»»

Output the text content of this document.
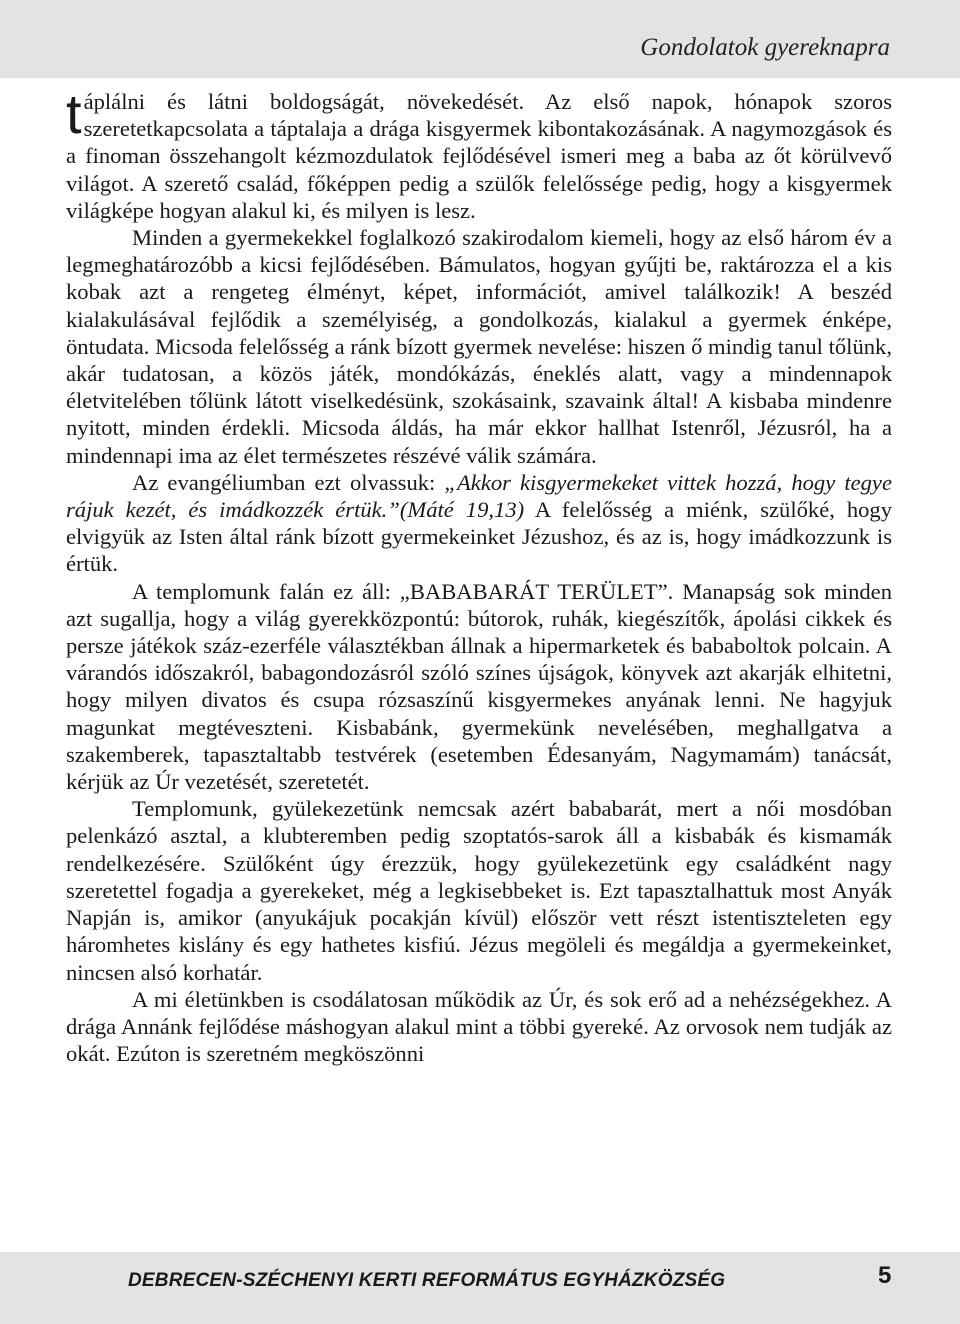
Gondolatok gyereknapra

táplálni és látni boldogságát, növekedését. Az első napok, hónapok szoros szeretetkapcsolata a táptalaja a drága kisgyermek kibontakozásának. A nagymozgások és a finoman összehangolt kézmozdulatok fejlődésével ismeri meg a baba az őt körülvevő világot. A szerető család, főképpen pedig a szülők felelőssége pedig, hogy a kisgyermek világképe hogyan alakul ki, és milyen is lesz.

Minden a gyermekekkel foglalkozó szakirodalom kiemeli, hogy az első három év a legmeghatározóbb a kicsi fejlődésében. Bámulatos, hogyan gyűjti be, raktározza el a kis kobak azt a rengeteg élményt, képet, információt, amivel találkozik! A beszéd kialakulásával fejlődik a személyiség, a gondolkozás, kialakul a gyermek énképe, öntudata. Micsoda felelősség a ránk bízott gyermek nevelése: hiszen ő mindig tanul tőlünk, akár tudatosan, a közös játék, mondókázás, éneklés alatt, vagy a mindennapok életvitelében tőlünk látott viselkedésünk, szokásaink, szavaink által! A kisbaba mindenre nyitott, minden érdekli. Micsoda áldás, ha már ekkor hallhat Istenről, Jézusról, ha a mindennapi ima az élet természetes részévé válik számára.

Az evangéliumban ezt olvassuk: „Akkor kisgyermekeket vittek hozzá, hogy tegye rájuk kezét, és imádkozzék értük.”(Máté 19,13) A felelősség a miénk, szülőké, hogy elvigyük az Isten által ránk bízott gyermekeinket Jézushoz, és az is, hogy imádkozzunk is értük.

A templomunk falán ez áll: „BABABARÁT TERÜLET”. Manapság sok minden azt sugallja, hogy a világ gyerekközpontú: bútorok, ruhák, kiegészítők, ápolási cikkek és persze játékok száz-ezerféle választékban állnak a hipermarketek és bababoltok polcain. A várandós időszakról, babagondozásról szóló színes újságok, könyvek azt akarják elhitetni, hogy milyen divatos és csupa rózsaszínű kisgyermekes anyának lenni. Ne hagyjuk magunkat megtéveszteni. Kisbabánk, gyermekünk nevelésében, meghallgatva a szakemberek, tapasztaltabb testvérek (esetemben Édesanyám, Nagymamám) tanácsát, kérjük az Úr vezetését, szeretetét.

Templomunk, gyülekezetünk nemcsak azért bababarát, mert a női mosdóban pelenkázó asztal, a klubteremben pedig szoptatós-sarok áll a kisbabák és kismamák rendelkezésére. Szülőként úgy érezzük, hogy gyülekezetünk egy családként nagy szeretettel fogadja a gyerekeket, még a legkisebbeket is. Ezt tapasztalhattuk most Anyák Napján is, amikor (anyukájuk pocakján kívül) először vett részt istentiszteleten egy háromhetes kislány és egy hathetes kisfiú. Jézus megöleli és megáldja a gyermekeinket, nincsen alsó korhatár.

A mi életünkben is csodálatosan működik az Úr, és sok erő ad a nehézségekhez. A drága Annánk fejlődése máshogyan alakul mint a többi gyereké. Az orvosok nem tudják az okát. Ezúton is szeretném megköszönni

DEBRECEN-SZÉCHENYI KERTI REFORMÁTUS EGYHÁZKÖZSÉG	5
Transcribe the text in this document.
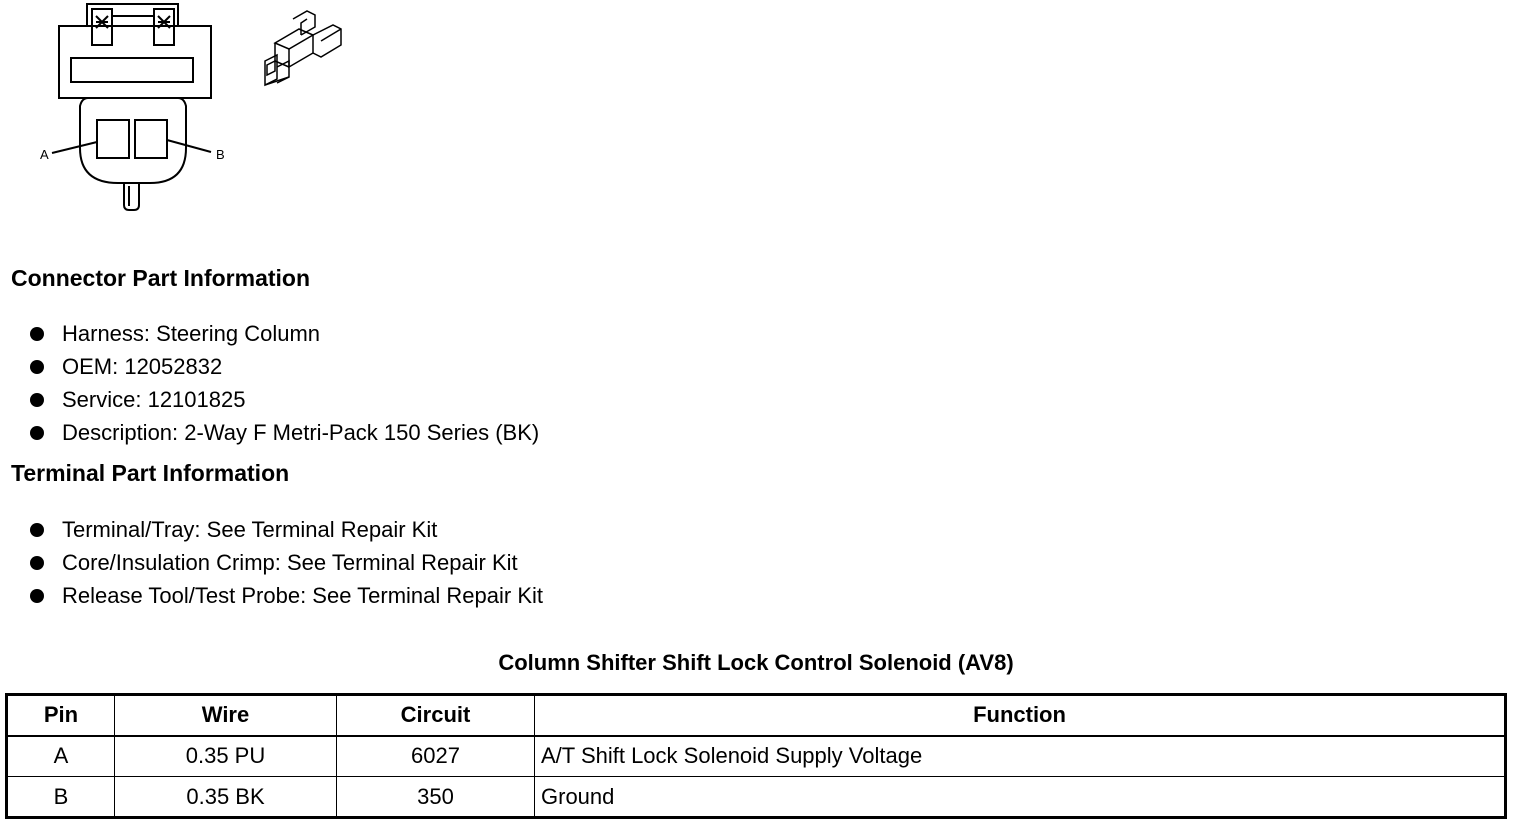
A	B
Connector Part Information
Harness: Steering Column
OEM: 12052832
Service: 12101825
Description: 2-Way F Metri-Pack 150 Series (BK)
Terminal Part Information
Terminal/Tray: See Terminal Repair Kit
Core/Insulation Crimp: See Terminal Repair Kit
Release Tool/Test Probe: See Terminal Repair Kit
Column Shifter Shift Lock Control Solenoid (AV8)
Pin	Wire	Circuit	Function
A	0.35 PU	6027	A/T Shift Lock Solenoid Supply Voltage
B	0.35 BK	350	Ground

««

* INSTRUCTIONS TO FOLLOW: Exclude the images, then output the data above word for word.

* EXPECTED OUTPUT:
Output the text content of this document.
Gondolatok gyereknapra

táplálni és látni boldogságát, növekedését. Az első napok, hónapok szoros szeretetkapcsolata a táptalaja a drága kisgyermek kibontakozásának. A nagymozgások és a finoman összehangolt kézmozdulatok fejlődésével ismeri meg a baba az őt körülvevő világot. A szerető család, főképpen pedig a szülők felelőssége pedig, hogy a kisgyermek világképe hogyan alakul ki, és milyen is lesz.

Minden a gyermekekkel foglalkozó szakirodalom kiemeli, hogy az első három év a legmeghatározóbb a kicsi fejlődésében. Bámulatos, hogyan gyűjti be, raktározza el a kis kobak azt a rengeteg élményt, képet, információt, amivel találkozik! A beszéd kialakulásával fejlődik a személyiség, a gondolkozás, kialakul a gyermek énképe, öntudata. Micsoda felelősség a ránk bízott gyermek nevelése: hiszen ő mindig tanul tőlünk, akár tudatosan, a közös játék, mondókázás, éneklés alatt, vagy a mindennapok életvitelében tőlünk látott viselkedésünk, szokásaink, szavaink által! A kisbaba mindenre nyitott, minden érdekli. Micsoda áldás, ha már ekkor hallhat Istenről, Jézusról, ha a mindennapi ima az élet természetes részévé válik számára.

Az evangéliumban ezt olvassuk: „Akkor kisgyermekeket vittek hozzá, hogy tegye rájuk kezét, és imádkozzék értük.”(Máté 19,13) A felelősség a miénk, szülőké, hogy elvigyük az Isten által ránk bízott gyermekeinket Jézushoz, és az is, hogy imádkozzunk is értük.

A templomunk falán ez áll: „BABABARÁT TERÜLET”. Manapság sok minden azt sugallja, hogy a világ gyerekközpontú: bútorok, ruhák, kiegészítők, ápolási cikkek és persze játékok száz-ezerféle választékban állnak a hipermarketek és bababoltok polcain. A várandós időszakról, babagondozásról szóló színes újságok, könyvek azt akarják elhitetni, hogy milyen divatos és csupa rózsaszínű kisgyermekes anyának lenni. Ne hagyjuk magunkat megtéveszteni. Kisbabánk, gyermekünk nevelésében, meghallgatva a szakemberek, tapasztaltabb testvérek (esetemben Édesanyám, Nagymamám) tanácsát, kérjük az Úr vezetését, szeretetét.

Templomunk, gyülekezetünk nemcsak azért bababarát, mert a női mosdóban pelenkázó asztal, a klubteremben pedig szoptatós-sarok áll a kisbabák és kismamák rendelkezésére. Szülőként úgy érezzük, hogy gyülekezetünk egy családként nagy szeretettel fogadja a gyerekeket, még a legkisebbeket is. Ezt tapasztalhattuk most Anyák Napján is, amikor (anyukájuk pocakján kívül) először vett részt istentiszteleten egy háromhetes kislány és egy hathetes kisfiú. Jézus megöleli és megáldja a gyermekeinket, nincsen alsó korhatár.

A mi életünkben is csodálatosan működik az Úr, és sok erő ad a nehézségekhez. A drága Annánk fejlődése máshogyan alakul mint a többi gyereké. Az orvosok nem tudják az okát. Ezúton is szeretném megköszönni

DEBRECEN-SZÉCHENYI KERTI REFORMÁTUS EGYHÁZKÖZSÉG	5
Transcribe the text in this document.
A	B
Connector Part Information
Harness: Steering Column
OEM: 12052832
Service: 12101825
Description: 2-Way F Metri-Pack 150 Series (BK)
Terminal Part Information
Terminal/Tray: See Terminal Repair Kit
Core/Insulation Crimp: See Terminal Repair Kit
Release Tool/Test Probe: See Terminal Repair Kit
Column Shifter Shift Lock Control Solenoid (AV8)
Pin	Wire	Circuit	Function
A	0.35 PU	6027	A/T Shift Lock Solenoid Supply Voltage
B	0.35 BK	350	Ground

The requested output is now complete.